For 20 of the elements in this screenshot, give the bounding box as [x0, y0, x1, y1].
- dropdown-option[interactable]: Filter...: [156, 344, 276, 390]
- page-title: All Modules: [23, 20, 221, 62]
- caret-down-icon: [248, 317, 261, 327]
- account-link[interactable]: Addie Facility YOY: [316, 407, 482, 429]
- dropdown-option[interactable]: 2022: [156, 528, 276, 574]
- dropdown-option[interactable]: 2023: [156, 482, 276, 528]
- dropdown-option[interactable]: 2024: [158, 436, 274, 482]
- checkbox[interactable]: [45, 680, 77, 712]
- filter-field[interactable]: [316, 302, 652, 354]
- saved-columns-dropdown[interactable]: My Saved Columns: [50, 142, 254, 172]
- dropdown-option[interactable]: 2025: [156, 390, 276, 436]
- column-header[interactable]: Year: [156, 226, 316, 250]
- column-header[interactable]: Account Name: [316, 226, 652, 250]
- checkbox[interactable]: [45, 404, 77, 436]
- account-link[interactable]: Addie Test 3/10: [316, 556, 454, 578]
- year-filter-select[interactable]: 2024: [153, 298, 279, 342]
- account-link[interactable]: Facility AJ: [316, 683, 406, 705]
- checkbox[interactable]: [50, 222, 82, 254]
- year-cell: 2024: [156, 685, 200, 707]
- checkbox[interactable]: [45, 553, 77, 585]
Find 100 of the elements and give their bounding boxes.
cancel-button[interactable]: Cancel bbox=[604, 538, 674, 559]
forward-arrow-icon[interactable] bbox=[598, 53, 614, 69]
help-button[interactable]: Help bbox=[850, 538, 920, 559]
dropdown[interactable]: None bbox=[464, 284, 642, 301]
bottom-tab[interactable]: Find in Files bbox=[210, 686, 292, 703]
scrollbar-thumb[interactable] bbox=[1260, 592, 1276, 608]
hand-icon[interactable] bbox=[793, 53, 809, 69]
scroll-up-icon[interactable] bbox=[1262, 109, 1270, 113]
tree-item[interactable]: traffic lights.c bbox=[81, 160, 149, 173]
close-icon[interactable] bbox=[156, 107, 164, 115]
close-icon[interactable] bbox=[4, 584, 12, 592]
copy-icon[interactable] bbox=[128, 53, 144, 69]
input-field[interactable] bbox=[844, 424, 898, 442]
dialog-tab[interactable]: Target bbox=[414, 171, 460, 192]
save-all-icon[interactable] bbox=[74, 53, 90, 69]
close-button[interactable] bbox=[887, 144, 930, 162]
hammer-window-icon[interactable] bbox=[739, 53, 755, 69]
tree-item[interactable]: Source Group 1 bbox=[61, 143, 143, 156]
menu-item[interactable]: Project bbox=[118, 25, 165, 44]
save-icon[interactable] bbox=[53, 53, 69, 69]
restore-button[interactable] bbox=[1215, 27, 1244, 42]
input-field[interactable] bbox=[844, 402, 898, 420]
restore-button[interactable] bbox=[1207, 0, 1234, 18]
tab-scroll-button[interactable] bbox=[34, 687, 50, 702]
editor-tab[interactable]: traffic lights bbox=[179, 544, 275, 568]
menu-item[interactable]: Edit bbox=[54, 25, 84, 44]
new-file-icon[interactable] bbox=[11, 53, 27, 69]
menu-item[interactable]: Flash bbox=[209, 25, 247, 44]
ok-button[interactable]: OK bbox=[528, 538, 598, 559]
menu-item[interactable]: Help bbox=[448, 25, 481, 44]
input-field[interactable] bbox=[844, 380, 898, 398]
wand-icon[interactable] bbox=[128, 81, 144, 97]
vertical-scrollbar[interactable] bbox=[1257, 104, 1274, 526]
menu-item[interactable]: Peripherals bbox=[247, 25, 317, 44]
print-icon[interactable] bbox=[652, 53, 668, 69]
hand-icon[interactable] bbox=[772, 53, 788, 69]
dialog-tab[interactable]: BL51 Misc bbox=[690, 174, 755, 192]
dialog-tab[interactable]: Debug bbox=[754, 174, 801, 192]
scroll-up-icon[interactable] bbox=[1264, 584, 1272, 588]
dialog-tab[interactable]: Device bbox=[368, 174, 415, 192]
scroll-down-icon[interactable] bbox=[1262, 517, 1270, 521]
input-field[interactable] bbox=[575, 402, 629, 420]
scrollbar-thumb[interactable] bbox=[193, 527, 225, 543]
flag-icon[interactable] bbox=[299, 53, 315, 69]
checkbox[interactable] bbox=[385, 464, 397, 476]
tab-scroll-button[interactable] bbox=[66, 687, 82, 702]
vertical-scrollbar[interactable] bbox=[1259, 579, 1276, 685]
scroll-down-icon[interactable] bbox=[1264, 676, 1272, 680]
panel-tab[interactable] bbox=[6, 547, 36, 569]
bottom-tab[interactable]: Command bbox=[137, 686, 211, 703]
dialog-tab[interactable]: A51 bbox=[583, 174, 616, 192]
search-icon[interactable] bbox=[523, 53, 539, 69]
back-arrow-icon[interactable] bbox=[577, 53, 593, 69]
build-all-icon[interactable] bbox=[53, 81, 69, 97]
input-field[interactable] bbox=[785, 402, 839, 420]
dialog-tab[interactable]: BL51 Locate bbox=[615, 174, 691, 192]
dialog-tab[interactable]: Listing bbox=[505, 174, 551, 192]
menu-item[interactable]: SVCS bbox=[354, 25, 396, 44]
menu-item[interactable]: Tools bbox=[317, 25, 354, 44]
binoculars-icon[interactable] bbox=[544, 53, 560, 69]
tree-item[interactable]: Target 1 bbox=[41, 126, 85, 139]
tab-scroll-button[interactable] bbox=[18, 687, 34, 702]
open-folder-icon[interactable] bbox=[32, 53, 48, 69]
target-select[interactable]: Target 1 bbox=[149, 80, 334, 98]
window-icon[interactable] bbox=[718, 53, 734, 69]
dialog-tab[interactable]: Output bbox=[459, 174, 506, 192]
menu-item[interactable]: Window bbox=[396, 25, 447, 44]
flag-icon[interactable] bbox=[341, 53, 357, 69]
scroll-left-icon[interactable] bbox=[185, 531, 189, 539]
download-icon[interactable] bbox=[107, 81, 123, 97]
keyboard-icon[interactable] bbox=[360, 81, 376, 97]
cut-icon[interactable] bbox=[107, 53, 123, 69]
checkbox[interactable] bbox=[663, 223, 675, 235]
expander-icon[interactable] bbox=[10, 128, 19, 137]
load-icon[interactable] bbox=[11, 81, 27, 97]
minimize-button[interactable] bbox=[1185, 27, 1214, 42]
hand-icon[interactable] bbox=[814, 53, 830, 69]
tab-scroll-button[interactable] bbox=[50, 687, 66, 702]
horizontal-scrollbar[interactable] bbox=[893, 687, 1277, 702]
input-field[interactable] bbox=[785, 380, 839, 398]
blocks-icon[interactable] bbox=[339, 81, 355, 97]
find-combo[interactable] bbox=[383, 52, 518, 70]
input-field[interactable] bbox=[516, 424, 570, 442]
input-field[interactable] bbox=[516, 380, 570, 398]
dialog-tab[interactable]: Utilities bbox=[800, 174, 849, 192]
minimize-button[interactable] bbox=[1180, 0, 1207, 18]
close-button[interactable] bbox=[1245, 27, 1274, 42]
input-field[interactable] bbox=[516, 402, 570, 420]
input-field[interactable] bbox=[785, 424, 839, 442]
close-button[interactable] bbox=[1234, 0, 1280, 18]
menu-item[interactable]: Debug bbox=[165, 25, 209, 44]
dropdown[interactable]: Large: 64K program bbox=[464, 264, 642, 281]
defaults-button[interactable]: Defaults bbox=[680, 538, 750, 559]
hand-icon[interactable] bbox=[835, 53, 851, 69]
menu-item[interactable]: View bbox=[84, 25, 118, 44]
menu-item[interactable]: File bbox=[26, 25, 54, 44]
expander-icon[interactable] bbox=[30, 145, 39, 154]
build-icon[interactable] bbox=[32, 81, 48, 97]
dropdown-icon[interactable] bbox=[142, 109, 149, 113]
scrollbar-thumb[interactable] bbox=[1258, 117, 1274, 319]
::::
[Written exercise]: Rewrite the records from the very first line down to the line holding "- caret-down-icon: [248, 317, 261, 327]", both ends included, putting "enclosing rectangle" in place of "bounding box" and keeping everything else the same. Give only those lines.

[Complete response]:
For 20 of the elements in this screenshot, give the enclosing rectangle as [x0, y0, x1, y1].
- dropdown-option[interactable]: Filter...: [156, 344, 276, 390]
- page-title: All Modules: [23, 20, 221, 62]
- caret-down-icon: [248, 317, 261, 327]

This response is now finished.